- **Provided material**:
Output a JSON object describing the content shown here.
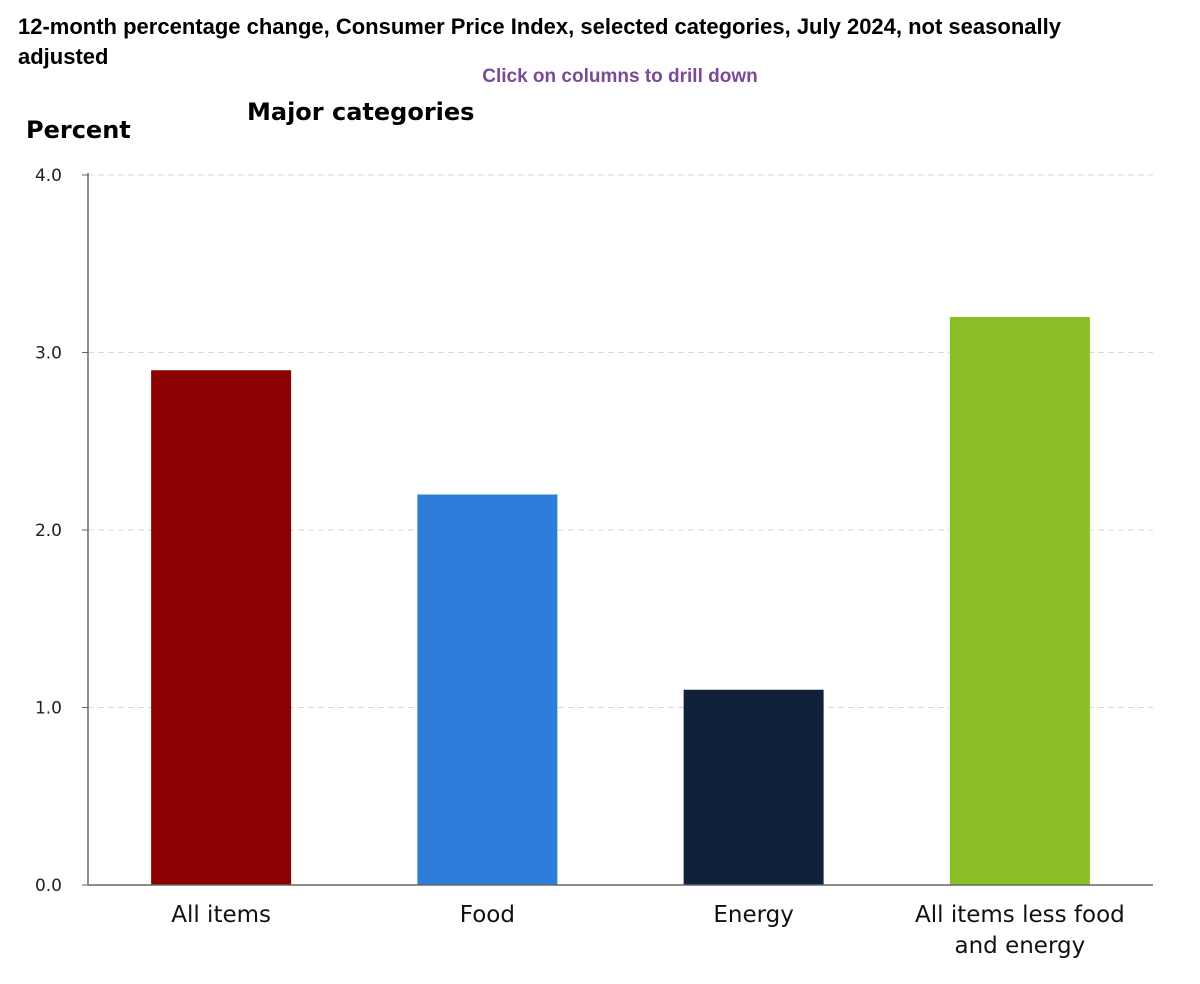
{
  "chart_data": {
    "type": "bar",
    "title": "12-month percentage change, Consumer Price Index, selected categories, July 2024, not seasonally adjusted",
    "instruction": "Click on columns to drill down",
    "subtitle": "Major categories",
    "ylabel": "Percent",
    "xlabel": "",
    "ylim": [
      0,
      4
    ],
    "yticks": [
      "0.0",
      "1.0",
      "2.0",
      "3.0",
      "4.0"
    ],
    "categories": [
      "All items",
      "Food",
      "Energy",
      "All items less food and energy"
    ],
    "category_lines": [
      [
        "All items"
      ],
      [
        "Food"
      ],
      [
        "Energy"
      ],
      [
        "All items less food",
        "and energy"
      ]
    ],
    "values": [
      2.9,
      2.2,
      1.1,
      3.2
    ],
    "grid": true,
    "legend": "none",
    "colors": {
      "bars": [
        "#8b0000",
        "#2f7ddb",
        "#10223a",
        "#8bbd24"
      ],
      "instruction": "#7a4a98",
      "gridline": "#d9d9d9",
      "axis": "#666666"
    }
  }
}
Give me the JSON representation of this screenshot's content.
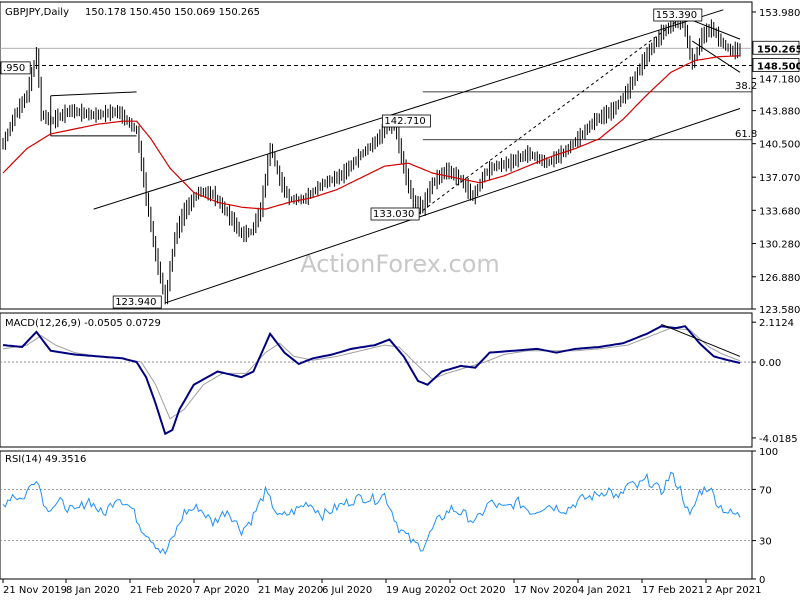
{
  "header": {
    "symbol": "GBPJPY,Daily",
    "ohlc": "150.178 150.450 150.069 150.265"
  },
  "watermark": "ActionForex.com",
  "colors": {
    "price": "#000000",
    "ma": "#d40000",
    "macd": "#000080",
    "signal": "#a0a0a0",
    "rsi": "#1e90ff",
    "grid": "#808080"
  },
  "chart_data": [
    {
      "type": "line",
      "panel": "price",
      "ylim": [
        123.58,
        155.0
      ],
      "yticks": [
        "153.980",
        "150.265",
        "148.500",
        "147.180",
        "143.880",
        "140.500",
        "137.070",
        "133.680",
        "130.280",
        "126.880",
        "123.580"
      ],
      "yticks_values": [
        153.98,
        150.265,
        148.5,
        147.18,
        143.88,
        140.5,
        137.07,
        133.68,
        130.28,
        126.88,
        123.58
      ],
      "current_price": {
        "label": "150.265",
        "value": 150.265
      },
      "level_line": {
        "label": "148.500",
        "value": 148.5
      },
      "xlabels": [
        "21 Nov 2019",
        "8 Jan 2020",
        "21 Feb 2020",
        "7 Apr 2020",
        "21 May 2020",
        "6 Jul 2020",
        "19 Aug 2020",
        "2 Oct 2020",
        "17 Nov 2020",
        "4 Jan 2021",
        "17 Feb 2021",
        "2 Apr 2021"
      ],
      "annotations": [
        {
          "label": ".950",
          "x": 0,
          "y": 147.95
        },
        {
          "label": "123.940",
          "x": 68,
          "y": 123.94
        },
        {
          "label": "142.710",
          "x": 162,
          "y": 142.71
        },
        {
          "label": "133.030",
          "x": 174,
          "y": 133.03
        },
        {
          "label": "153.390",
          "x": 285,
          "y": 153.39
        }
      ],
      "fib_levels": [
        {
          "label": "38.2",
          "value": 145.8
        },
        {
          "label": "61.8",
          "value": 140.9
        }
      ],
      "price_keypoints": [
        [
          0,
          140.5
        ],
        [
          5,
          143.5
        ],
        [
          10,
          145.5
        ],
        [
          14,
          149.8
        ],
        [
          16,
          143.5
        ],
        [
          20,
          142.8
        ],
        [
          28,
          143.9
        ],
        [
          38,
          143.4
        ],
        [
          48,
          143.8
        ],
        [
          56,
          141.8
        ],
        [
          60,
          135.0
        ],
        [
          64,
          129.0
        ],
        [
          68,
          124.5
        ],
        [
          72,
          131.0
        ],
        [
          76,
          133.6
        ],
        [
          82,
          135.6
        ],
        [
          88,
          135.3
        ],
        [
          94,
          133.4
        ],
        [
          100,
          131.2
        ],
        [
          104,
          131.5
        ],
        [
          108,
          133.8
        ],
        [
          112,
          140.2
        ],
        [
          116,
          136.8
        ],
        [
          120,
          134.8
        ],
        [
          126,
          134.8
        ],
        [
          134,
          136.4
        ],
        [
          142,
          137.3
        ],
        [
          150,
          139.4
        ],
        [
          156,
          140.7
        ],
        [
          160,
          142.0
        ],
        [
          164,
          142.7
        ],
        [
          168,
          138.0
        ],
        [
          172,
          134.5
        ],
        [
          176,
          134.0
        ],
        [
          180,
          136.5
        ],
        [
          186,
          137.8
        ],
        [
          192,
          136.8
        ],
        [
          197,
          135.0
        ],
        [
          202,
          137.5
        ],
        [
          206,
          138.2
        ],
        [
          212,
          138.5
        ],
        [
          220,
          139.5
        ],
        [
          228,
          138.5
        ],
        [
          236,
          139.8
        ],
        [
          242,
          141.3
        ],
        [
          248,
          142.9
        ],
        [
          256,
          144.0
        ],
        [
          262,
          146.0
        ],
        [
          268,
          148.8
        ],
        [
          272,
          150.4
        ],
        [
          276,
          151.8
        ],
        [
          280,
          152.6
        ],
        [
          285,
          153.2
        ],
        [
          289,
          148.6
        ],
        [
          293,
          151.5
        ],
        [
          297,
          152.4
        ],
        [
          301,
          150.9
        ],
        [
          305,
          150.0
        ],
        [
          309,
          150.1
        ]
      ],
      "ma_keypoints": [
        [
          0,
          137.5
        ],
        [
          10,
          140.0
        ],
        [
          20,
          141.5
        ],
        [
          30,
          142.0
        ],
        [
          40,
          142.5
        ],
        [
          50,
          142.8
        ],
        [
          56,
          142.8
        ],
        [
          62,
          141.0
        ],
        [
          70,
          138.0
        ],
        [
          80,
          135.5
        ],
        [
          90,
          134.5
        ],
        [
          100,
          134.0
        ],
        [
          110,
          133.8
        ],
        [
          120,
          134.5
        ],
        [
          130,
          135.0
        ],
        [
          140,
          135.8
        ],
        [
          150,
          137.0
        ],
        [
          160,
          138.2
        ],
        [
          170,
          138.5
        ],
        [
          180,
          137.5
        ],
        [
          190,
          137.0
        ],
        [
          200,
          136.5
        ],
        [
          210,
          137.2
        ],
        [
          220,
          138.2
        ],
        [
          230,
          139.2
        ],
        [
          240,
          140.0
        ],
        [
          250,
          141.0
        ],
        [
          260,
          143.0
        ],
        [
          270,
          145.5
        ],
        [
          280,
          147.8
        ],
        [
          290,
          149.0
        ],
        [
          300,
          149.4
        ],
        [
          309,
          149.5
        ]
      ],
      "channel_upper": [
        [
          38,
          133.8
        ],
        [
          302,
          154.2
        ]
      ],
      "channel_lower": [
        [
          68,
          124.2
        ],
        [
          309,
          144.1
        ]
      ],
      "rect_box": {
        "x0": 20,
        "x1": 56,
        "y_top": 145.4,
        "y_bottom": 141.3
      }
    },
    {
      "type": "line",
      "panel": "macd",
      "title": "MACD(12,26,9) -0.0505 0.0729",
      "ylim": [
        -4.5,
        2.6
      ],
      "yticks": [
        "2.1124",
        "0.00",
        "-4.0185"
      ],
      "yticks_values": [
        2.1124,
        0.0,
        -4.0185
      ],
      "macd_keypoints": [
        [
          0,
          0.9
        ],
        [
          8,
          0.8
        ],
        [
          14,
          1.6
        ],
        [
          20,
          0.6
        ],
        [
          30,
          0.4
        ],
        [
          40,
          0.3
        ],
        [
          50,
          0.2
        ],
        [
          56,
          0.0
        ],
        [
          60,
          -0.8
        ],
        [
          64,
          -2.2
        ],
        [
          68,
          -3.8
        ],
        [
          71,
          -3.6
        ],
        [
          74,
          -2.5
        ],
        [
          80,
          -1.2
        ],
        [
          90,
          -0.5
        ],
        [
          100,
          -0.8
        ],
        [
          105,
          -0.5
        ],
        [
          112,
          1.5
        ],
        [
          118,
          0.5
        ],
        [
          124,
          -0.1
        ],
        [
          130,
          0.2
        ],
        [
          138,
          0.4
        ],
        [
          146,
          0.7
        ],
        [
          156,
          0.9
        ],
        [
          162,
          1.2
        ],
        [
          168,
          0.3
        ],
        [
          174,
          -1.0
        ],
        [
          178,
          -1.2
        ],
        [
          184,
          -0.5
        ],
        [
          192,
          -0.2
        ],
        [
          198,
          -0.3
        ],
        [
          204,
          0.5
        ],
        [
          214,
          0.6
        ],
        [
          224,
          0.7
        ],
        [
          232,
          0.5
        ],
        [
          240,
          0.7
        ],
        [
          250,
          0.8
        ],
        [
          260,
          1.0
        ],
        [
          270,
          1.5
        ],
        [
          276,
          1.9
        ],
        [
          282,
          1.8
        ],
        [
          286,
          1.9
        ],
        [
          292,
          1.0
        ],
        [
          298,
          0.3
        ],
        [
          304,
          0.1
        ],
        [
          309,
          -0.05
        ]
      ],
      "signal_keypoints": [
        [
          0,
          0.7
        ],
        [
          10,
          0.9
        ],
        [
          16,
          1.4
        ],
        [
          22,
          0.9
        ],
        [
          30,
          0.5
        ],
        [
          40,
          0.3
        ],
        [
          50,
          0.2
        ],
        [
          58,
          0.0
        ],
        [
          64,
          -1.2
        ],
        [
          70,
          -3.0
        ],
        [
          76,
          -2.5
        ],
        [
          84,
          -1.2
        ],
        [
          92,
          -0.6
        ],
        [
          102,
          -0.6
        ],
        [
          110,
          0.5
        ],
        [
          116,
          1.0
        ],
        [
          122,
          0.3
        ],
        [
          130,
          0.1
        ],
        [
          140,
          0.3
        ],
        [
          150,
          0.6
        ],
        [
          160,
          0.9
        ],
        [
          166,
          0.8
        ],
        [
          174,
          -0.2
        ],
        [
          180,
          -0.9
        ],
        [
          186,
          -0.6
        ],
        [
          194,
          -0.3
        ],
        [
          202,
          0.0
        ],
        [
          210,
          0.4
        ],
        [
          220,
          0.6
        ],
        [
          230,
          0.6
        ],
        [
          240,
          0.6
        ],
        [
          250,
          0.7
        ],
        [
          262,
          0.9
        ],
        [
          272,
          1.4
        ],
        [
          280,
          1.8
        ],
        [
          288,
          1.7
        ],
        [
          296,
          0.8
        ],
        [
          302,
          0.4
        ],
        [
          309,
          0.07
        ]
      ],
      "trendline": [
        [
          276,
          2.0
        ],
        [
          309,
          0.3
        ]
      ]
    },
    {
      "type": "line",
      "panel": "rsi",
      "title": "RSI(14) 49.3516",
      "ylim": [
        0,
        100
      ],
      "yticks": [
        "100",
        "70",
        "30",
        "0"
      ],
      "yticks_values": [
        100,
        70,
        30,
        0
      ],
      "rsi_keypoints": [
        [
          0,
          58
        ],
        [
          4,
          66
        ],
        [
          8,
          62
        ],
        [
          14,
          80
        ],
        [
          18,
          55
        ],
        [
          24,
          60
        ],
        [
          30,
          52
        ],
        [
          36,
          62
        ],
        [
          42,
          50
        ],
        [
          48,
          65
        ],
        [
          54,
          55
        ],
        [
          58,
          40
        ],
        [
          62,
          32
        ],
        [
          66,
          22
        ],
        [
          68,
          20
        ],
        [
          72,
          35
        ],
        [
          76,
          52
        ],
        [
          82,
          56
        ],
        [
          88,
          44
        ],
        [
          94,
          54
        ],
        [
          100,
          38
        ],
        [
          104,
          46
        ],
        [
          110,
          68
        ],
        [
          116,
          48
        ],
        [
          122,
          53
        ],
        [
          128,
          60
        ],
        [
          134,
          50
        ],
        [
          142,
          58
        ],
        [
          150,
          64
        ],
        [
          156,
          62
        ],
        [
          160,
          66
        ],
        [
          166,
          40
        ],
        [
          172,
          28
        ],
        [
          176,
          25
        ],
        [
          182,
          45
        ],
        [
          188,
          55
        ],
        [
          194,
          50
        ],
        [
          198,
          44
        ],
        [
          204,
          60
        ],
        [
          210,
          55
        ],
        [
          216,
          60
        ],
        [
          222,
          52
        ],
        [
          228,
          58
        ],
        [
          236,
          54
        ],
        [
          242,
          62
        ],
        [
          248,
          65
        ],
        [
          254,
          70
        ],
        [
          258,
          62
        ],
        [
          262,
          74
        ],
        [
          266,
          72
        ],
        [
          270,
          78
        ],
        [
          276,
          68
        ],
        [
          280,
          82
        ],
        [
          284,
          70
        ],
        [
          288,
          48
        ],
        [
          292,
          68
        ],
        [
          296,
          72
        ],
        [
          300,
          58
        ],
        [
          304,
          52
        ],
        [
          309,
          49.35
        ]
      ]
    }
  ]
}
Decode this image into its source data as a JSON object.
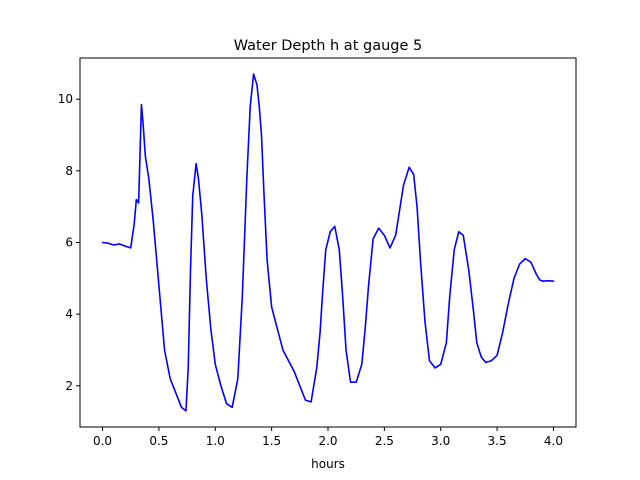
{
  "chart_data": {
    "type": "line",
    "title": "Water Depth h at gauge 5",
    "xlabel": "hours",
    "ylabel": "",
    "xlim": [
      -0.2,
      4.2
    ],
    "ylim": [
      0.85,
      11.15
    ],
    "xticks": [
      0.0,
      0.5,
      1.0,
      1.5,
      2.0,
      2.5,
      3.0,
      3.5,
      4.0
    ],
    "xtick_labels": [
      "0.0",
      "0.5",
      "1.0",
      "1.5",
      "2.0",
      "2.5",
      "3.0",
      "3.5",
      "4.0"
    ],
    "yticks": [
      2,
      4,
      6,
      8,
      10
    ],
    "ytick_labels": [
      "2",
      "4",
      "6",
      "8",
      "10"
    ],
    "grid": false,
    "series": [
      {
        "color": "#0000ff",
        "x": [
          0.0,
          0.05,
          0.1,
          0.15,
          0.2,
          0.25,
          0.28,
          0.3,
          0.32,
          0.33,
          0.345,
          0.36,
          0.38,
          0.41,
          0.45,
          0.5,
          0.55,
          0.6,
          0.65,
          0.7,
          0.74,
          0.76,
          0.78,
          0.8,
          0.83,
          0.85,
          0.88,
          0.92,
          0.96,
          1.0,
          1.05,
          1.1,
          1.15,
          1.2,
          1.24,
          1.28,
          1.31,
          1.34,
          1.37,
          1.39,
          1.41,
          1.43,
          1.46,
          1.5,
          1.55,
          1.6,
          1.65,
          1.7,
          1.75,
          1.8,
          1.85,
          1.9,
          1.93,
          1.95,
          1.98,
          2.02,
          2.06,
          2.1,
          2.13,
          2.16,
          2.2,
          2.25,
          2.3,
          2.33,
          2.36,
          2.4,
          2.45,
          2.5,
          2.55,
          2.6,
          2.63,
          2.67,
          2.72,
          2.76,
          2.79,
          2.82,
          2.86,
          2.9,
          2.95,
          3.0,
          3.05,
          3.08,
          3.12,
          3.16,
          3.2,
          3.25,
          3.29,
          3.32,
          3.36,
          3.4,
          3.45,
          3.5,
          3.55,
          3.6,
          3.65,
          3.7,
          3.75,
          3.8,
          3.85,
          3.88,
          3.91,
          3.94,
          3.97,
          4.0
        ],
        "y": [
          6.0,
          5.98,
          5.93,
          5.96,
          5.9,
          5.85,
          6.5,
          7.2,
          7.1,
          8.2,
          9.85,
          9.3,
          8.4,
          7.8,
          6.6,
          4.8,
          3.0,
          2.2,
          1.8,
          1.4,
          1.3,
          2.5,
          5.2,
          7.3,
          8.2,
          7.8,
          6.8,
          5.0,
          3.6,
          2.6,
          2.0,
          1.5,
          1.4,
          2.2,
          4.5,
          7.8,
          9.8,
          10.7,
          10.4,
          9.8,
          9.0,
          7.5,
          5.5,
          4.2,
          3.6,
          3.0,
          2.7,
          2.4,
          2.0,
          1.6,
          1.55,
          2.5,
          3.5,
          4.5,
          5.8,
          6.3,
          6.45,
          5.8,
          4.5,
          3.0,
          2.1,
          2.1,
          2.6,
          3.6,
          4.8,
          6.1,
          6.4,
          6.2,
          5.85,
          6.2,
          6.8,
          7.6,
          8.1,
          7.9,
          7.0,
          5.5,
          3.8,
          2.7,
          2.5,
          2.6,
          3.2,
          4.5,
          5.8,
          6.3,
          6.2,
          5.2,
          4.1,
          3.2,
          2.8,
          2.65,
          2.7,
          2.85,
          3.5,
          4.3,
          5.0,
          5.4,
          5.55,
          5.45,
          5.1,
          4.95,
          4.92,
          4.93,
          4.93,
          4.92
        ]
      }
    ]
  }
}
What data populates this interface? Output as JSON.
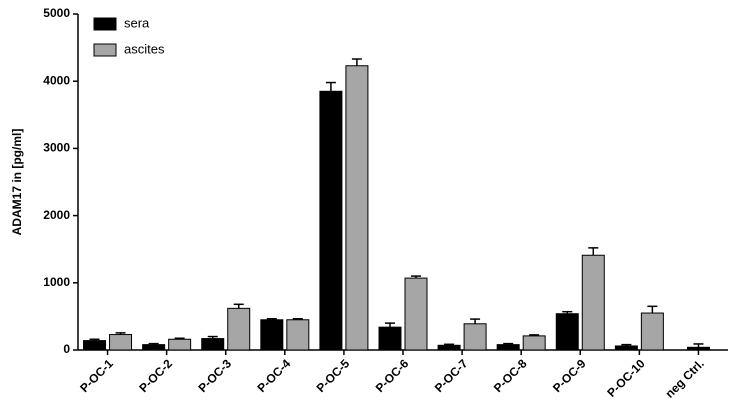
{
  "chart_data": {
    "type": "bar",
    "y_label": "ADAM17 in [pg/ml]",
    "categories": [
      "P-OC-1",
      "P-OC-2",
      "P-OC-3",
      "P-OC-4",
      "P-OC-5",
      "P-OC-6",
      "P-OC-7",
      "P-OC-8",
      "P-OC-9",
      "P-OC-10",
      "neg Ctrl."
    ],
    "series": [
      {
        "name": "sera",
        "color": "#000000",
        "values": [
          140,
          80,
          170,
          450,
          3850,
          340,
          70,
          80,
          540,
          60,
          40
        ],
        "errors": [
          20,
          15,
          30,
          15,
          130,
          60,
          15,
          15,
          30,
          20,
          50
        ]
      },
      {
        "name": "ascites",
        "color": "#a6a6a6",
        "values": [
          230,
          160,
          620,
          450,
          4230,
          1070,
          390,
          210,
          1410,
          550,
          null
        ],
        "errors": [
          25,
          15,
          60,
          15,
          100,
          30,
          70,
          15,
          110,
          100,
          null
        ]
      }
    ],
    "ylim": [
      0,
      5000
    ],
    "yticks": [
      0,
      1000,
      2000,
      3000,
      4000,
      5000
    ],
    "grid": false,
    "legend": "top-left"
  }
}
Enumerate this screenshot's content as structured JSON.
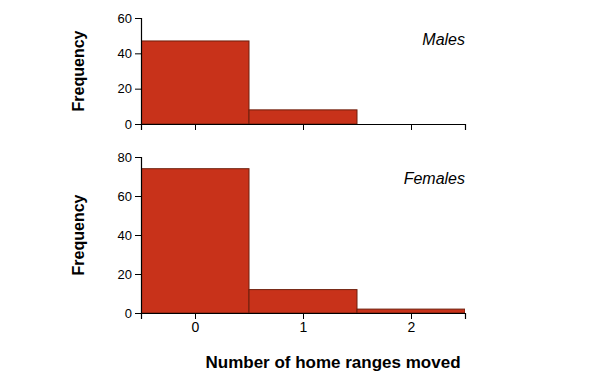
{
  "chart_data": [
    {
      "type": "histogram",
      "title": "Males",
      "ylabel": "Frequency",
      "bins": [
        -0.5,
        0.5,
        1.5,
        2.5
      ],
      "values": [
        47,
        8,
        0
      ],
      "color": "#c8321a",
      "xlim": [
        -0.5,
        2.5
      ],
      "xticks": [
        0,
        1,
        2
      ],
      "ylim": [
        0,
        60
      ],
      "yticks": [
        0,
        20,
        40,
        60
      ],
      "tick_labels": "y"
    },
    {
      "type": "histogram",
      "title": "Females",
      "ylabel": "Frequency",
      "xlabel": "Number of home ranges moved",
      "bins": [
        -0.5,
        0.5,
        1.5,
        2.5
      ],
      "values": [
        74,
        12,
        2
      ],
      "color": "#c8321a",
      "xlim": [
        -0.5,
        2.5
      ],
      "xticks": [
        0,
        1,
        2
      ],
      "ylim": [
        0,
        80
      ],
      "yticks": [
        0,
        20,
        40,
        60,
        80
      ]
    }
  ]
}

- **What is expected**:
State the count of lines holding the string "content" in the listing above, and nothing else.

- **Written solution**:
3